━━ Dataset records ━━
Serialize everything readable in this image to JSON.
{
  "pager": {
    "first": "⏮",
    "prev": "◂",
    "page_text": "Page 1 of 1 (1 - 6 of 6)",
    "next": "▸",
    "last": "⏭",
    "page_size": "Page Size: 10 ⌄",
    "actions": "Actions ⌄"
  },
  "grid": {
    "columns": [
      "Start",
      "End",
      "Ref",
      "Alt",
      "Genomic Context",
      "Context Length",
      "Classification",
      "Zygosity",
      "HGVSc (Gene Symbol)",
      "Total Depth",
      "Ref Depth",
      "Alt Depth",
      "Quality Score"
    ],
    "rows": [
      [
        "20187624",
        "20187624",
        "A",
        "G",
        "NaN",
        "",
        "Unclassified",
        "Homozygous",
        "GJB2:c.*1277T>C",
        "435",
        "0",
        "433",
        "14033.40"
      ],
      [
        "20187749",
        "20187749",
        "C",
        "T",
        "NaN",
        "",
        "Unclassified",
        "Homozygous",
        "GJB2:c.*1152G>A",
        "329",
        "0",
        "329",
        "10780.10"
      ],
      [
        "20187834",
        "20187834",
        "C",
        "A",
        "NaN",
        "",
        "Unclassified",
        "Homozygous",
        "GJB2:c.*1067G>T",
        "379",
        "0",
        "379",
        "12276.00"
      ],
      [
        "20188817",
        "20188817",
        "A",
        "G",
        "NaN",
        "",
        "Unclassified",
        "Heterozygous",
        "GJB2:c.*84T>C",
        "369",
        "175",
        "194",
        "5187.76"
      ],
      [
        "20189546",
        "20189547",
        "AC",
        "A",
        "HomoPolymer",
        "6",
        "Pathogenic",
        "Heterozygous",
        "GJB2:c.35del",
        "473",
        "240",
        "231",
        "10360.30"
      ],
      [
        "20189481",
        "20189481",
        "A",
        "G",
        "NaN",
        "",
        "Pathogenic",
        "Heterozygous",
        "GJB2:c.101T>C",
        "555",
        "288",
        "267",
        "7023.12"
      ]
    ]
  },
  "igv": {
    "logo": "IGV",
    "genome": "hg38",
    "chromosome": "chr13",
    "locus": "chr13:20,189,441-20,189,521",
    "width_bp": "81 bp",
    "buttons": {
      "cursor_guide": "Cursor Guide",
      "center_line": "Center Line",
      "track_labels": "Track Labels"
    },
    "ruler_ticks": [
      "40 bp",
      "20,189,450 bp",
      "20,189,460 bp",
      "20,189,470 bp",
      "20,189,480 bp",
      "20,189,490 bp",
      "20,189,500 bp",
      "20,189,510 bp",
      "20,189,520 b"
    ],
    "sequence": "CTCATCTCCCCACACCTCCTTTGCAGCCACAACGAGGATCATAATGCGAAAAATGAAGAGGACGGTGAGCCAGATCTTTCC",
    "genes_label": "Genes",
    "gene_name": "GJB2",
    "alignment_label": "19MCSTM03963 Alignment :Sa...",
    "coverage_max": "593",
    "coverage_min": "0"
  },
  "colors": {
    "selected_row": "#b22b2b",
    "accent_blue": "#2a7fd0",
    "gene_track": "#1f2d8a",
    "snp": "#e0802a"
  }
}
━━━
> How to complete this task: All of the data above should be reproduced word for word.

> Expected output:
Serialize everything readable in this image to JSON.
{
  "pager": {
    "first": "⏮",
    "prev": "◂",
    "page_text": "Page 1 of 1 (1 - 6 of 6)",
    "next": "▸",
    "last": "⏭",
    "page_size": "Page Size: 10 ⌄",
    "actions": "Actions ⌄"
  },
  "grid": {
    "columns": [
      "Start",
      "End",
      "Ref",
      "Alt",
      "Genomic Context",
      "Context Length",
      "Classification",
      "Zygosity",
      "HGVSc (Gene Symbol)",
      "Total Depth",
      "Ref Depth",
      "Alt Depth",
      "Quality Score"
    ],
    "rows": [
      [
        "20187624",
        "20187624",
        "A",
        "G",
        "NaN",
        "",
        "Unclassified",
        "Homozygous",
        "GJB2:c.*1277T>C",
        "435",
        "0",
        "433",
        "14033.40"
      ],
      [
        "20187749",
        "20187749",
        "C",
        "T",
        "NaN",
        "",
        "Unclassified",
        "Homozygous",
        "GJB2:c.*1152G>A",
        "329",
        "0",
        "329",
        "10780.10"
      ],
      [
        "20187834",
        "20187834",
        "C",
        "A",
        "NaN",
        "",
        "Unclassified",
        "Homozygous",
        "GJB2:c.*1067G>T",
        "379",
        "0",
        "379",
        "12276.00"
      ],
      [
        "20188817",
        "20188817",
        "A",
        "G",
        "NaN",
        "",
        "Unclassified",
        "Heterozygous",
        "GJB2:c.*84T>C",
        "369",
        "175",
        "194",
        "5187.76"
      ],
      [
        "20189546",
        "20189547",
        "AC",
        "A",
        "HomoPolymer",
        "6",
        "Pathogenic",
        "Heterozygous",
        "GJB2:c.35del",
        "473",
        "240",
        "231",
        "10360.30"
      ],
      [
        "20189481",
        "20189481",
        "A",
        "G",
        "NaN",
        "",
        "Pathogenic",
        "Heterozygous",
        "GJB2:c.101T>C",
        "555",
        "288",
        "267",
        "7023.12"
      ]
    ]
  },
  "igv": {
    "logo": "IGV",
    "genome": "hg38",
    "chromosome": "chr13",
    "locus": "chr13:20,189,441-20,189,521",
    "width_bp": "81 bp",
    "buttons": {
      "cursor_guide": "Cursor Guide",
      "center_line": "Center Line",
      "track_labels": "Track Labels"
    },
    "ruler_ticks": [
      "40 bp",
      "20,189,450 bp",
      "20,189,460 bp",
      "20,189,470 bp",
      "20,189,480 bp",
      "20,189,490 bp",
      "20,189,500 bp",
      "20,189,510 bp",
      "20,189,520 b"
    ],
    "sequence": "CTCATCTCCCCACACCTCCTTTGCAGCCACAACGAGGATCATAATGCGAAAAATGAAGAGGACGGTGAGCCAGATCTTTCC",
    "genes_label": "Genes",
    "gene_name": "GJB2",
    "alignment_label": "19MCSTM03963 Alignment :Sa...",
    "coverage_max": "593",
    "coverage_min": "0"
  },
  "colors": {
    "selected_row": "#b22b2b",
    "accent_blue": "#2a7fd0",
    "gene_track": "#1f2d8a",
    "snp": "#e0802a"
  }
}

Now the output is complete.